### DIRECTIONS FOR THIS TASK
Below are some records. Copy every line in them that holds "расценкам".

### ITEMS
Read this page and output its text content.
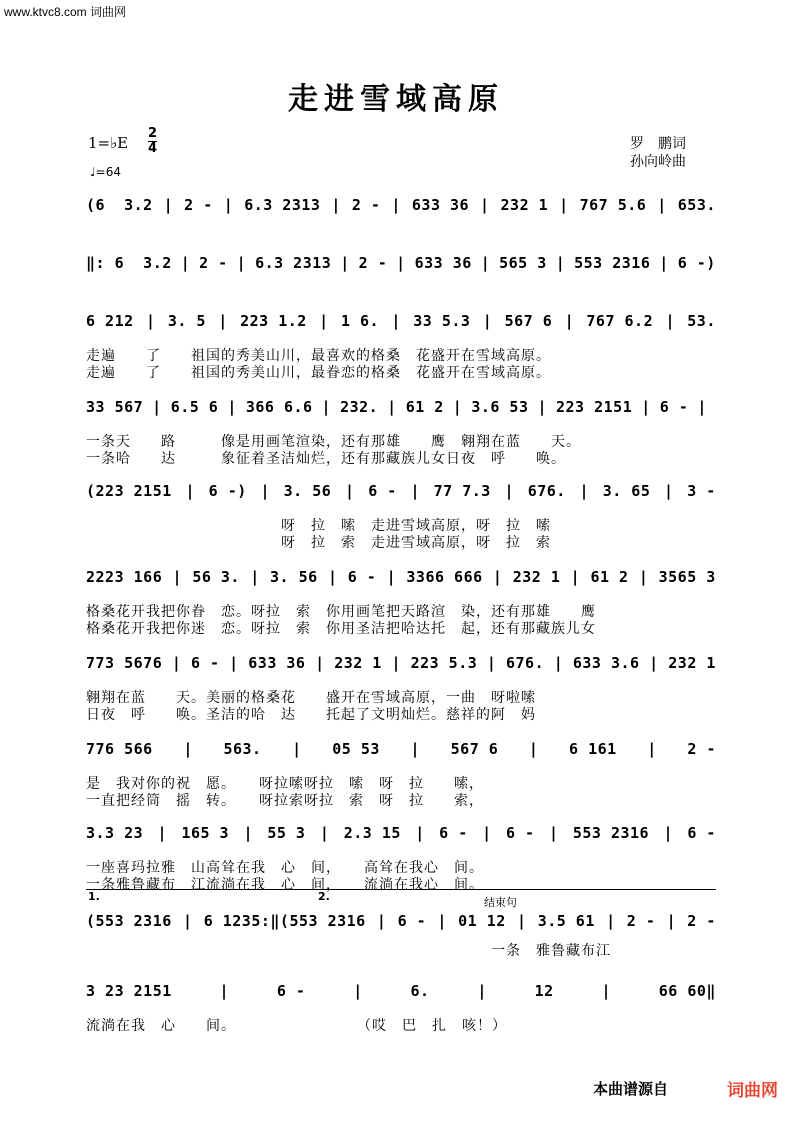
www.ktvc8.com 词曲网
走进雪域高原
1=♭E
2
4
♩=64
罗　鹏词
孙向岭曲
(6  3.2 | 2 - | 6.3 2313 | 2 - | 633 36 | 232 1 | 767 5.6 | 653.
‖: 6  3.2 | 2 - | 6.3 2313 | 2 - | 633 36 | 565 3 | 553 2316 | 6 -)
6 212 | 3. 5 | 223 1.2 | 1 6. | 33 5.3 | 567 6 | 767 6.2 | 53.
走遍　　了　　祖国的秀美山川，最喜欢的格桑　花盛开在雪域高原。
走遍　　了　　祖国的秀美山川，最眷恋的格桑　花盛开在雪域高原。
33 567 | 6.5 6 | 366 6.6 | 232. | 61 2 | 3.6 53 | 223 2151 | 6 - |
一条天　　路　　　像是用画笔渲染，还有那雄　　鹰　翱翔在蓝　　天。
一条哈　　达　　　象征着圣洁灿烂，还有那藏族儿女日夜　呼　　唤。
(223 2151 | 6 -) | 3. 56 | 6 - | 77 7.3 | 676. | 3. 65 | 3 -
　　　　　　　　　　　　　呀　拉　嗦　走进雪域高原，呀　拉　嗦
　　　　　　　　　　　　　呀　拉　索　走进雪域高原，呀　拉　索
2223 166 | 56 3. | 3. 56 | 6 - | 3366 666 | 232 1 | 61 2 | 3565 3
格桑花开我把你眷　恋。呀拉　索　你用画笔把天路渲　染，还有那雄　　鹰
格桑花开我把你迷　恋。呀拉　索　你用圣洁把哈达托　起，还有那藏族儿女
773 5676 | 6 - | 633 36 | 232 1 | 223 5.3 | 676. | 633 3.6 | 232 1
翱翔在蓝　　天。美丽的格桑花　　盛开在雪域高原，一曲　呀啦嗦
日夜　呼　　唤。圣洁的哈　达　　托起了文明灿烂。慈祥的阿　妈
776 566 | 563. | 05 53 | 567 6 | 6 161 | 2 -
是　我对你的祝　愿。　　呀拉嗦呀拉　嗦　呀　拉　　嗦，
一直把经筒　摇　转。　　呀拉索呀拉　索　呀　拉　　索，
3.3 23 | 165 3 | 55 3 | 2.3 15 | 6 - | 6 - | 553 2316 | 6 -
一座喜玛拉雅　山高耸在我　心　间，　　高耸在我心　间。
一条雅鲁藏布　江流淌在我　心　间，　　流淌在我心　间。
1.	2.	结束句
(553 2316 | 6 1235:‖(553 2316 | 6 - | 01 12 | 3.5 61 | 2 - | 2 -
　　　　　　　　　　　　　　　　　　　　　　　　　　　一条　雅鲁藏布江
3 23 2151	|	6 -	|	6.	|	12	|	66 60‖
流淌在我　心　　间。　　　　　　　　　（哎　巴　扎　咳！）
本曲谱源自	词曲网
==
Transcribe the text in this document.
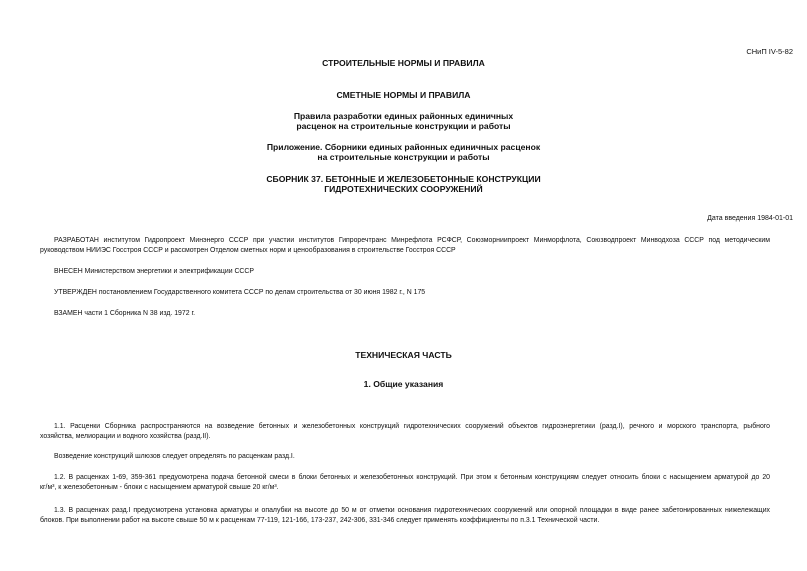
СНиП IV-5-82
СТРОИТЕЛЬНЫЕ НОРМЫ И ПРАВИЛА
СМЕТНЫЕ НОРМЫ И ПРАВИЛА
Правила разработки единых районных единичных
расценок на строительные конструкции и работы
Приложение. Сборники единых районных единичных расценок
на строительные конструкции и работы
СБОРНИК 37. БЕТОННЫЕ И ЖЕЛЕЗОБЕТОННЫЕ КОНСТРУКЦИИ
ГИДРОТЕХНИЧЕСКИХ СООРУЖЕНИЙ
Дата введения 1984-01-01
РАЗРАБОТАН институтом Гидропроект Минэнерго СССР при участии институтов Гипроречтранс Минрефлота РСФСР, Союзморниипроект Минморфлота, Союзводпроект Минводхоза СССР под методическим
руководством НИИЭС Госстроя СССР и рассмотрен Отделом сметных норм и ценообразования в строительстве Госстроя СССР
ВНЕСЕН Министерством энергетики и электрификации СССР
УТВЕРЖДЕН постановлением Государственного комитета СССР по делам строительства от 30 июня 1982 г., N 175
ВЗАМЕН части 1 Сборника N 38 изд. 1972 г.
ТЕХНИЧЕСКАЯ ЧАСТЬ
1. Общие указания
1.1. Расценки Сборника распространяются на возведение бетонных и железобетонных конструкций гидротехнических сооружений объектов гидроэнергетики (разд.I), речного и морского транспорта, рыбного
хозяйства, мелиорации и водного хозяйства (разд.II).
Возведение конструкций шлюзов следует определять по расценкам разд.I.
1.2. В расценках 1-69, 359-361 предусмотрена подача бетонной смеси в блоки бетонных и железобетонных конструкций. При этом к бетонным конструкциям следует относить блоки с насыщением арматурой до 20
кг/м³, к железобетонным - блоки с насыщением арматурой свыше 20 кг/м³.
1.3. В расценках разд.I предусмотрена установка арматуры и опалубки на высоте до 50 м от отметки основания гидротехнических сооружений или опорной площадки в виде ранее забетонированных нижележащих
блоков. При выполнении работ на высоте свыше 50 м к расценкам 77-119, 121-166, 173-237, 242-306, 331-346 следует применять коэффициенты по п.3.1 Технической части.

### ANSWER TO THIS PROBLEM
Возведение конструкций шлюзов следует определять по расценкам разд.I.
блоков. При выполнении работ на высоте свыше 50 м к расценкам 77-119, 121-166, 173-237, 242-306, 331-346 следует применять коэффициенты по п.3.1 Технической части.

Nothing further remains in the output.